### Available data ###

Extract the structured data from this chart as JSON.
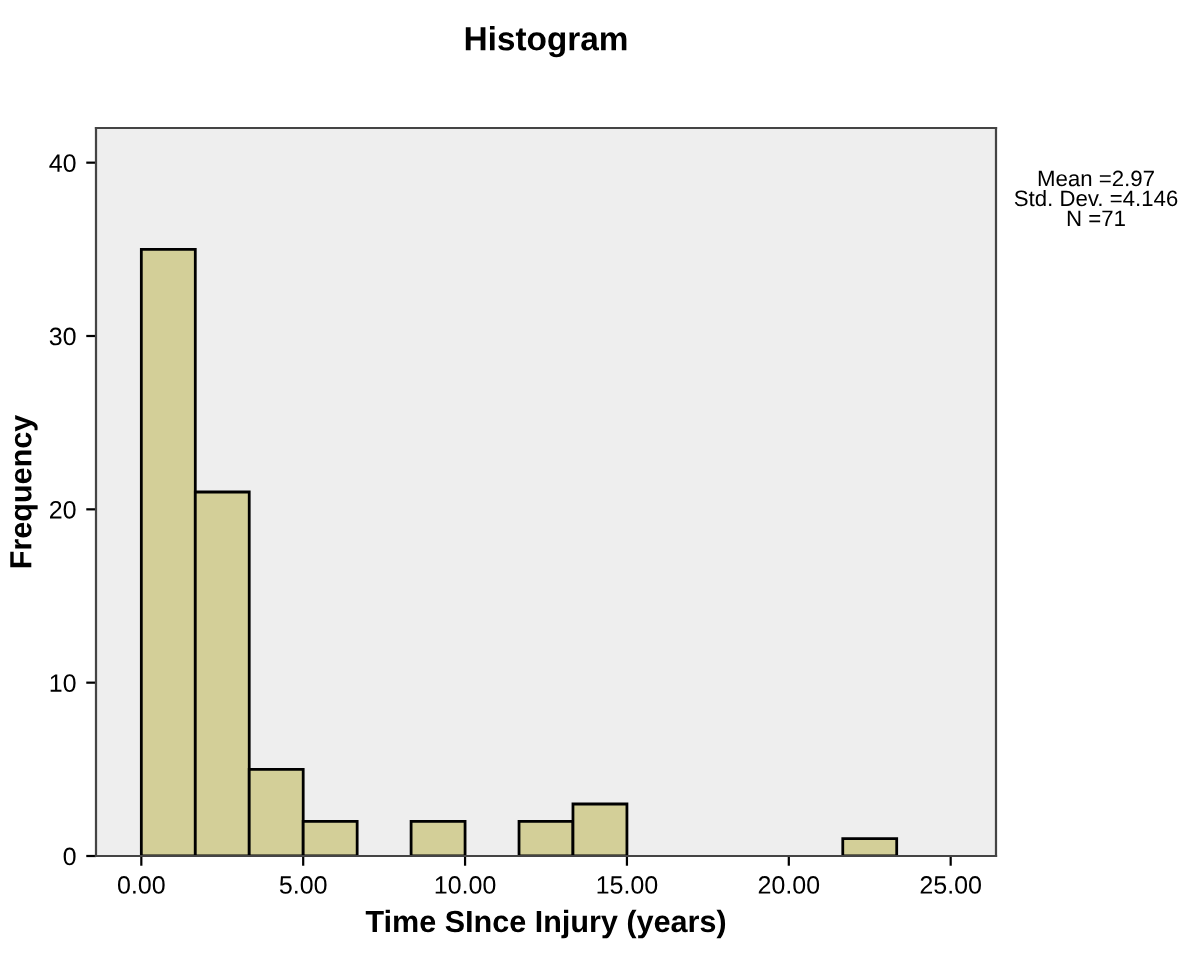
{
  "chart_data": {
    "type": "histogram",
    "title": "Histogram",
    "xlabel": "Time SInce Injury (years)",
    "ylabel": "Frequency",
    "bins": [
      0,
      1.667,
      3.333,
      5,
      6.667,
      8.333,
      10,
      11.667,
      13.333,
      15,
      16.667,
      18.333,
      20,
      21.667,
      23.333
    ],
    "values": [
      35,
      21,
      5,
      2,
      0,
      2,
      0,
      2,
      3,
      0,
      0,
      0,
      0,
      1
    ],
    "color": "#d3cf98",
    "xlim": [
      -1.4,
      26.4
    ],
    "xticks": [
      {
        "value": 0,
        "label": "0.00"
      },
      {
        "value": 5,
        "label": "5.00"
      },
      {
        "value": 10,
        "label": "10.00"
      },
      {
        "value": 15,
        "label": "15.00"
      },
      {
        "value": 20,
        "label": "20.00"
      },
      {
        "value": 25,
        "label": "25.00"
      }
    ],
    "ylim": [
      0,
      42
    ],
    "yticks": [
      0,
      10,
      20,
      30,
      40
    ],
    "grid": false,
    "annotations": [
      "Mean =2.97\nStd. Dev. =4.146\nN =71"
    ]
  }
}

###

### Work to be completed
Repeat all of the records verbatim, leaving out the pictures.

### Result below
Extract the structured data from this chart as JSON.
{
  "chart_data": {
    "type": "histogram",
    "title": "Histogram",
    "xlabel": "Time SInce Injury (years)",
    "ylabel": "Frequency",
    "bins": [
      0,
      1.667,
      3.333,
      5,
      6.667,
      8.333,
      10,
      11.667,
      13.333,
      15,
      16.667,
      18.333,
      20,
      21.667,
      23.333
    ],
    "values": [
      35,
      21,
      5,
      2,
      0,
      2,
      0,
      2,
      3,
      0,
      0,
      0,
      0,
      1
    ],
    "color": "#d3cf98",
    "xlim": [
      -1.4,
      26.4
    ],
    "xticks": [
      {
        "value": 0,
        "label": "0.00"
      },
      {
        "value": 5,
        "label": "5.00"
      },
      {
        "value": 10,
        "label": "10.00"
      },
      {
        "value": 15,
        "label": "15.00"
      },
      {
        "value": 20,
        "label": "20.00"
      },
      {
        "value": 25,
        "label": "25.00"
      }
    ],
    "ylim": [
      0,
      42
    ],
    "yticks": [
      0,
      10,
      20,
      30,
      40
    ],
    "grid": false,
    "annotations": [
      "Mean =2.97\nStd. Dev. =4.146\nN =71"
    ]
  }
}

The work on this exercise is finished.